## Problem description
Extract all data as written.

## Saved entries
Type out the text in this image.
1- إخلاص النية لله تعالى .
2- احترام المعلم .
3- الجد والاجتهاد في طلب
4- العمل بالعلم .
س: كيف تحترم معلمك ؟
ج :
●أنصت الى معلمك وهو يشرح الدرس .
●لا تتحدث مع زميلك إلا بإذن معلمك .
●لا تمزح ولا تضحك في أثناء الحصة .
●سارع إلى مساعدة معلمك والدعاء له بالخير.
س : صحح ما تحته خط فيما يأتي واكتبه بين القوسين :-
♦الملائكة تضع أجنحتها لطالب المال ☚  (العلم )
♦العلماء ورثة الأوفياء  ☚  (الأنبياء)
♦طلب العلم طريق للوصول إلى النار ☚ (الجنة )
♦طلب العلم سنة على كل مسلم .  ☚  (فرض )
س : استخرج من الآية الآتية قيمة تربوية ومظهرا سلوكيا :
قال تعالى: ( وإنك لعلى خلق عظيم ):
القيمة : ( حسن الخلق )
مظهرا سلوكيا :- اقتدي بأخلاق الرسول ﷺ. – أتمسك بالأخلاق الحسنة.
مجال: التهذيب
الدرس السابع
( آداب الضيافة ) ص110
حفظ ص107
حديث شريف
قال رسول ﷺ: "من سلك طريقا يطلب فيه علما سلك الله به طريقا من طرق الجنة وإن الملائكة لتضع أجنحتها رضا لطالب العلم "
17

## Exercise result
Type out the text in this image.
1- إخلاص النية لله تعالى .
2- احترام المعلم .
3- الجد والاجتهاد في طلب
4- العمل بالعلم .
س: كيف تحترم معلمك ؟
ج :
●أنصت الى معلمك وهو يشرح الدرس .
●لا تتحدث مع زميلك إلا بإذن معلمك .
●لا تمزح ولا تضحك في أثناء الحصة .
●سارع إلى مساعدة معلمك والدعاء له بالخير.
س : صحح ما تحته خط فيما يأتي واكتبه بين القوسين :-
♦الملائكة تضع أجنحتها لطالب المال ☚  (العلم )
♦العلماء ورثة الأوفياء  ☚  (الأنبياء)
♦طلب العلم طريق للوصول إلى النار ☚ (الجنة )
♦طلب العلم سنة على كل مسلم .  ☚  (فرض )
س : استخرج من الآية الآتية قيمة تربوية ومظهرا سلوكيا :
قال تعالى: ( وإنك لعلى خلق عظيم ):
القيمة : ( حسن الخلق )
مظهرا سلوكيا :- اقتدي بأخلاق الرسول ﷺ. – أتمسك بالأخلاق الحسنة.
مجال: التهذيب
الدرس السابع
( آداب الضيافة ) ص110
حفظ ص107
حديث شريف
قال رسول ﷺ: "من سلك طريقا يطلب فيه علما سلك الله به طريقا من طرق الجنة وإن الملائكة لتضع أجنحتها رضا لطالب العلم "
17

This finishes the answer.